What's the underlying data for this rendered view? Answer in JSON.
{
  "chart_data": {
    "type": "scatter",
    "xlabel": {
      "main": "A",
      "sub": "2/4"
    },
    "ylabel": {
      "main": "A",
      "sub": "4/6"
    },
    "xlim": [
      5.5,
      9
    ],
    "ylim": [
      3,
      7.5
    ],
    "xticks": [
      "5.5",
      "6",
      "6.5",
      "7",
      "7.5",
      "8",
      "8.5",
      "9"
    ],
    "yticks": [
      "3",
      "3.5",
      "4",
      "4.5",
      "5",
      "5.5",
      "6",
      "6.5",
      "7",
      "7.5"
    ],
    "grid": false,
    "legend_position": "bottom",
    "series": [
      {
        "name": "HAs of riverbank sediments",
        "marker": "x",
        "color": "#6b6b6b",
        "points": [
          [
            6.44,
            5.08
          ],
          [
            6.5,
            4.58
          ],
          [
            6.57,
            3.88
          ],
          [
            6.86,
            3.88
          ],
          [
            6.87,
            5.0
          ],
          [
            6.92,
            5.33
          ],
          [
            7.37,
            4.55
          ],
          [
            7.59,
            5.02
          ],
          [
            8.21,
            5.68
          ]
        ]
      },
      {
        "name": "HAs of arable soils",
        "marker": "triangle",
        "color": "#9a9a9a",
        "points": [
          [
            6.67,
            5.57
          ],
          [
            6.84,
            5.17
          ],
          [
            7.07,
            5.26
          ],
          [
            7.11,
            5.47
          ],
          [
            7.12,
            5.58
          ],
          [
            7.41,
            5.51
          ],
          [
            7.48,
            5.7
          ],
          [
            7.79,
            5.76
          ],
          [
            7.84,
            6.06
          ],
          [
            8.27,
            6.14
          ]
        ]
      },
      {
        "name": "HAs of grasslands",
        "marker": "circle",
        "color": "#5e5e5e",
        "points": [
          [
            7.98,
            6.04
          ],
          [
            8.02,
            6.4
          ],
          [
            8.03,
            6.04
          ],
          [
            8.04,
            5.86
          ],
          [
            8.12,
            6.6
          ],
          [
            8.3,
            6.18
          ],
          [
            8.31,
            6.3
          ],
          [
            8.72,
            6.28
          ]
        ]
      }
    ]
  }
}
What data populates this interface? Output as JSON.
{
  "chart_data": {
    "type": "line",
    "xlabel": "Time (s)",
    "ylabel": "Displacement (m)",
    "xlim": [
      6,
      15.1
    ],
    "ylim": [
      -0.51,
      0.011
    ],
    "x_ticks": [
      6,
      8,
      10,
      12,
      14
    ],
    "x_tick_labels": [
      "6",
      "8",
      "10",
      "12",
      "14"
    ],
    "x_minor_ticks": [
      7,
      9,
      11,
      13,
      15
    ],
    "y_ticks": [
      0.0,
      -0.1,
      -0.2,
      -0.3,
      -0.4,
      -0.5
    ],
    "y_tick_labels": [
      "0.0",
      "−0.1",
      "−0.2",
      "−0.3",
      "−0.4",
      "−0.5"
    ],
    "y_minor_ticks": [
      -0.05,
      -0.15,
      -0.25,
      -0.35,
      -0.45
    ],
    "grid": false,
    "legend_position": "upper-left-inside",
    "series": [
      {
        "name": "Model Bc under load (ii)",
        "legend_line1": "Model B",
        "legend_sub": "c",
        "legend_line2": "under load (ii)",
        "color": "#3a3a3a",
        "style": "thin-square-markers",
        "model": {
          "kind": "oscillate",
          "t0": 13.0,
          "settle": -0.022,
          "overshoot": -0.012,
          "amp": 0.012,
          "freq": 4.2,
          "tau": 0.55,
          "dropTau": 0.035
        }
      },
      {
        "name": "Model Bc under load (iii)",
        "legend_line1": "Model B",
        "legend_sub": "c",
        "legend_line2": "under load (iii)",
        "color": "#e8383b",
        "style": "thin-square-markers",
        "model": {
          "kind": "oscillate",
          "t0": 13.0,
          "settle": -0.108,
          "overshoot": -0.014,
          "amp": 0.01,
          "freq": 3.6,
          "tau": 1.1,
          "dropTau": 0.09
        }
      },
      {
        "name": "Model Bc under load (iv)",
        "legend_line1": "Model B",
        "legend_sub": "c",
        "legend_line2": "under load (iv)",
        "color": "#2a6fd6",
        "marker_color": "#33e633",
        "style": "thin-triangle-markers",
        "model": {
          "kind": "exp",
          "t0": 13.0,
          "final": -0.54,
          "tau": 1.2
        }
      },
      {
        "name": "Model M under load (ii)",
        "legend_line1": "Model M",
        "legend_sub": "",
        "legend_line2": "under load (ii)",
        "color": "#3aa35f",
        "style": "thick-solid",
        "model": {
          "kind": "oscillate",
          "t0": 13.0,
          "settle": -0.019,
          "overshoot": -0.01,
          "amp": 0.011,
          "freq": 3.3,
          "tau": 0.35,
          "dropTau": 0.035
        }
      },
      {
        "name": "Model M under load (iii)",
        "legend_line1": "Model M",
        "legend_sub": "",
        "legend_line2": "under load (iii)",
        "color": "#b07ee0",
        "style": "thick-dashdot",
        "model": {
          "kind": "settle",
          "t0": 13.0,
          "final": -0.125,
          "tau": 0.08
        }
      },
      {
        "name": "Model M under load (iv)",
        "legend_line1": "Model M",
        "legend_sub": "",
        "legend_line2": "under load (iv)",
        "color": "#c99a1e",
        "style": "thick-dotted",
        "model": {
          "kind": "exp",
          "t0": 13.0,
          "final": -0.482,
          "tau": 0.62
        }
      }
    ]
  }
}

+++++

TASK TO COMPLETE: Copy every line of the listing containing the string "What".

THE REPLY:
What's the underlying data for this rendered view? Answer in JSON.
What data populates this interface? Output as JSON.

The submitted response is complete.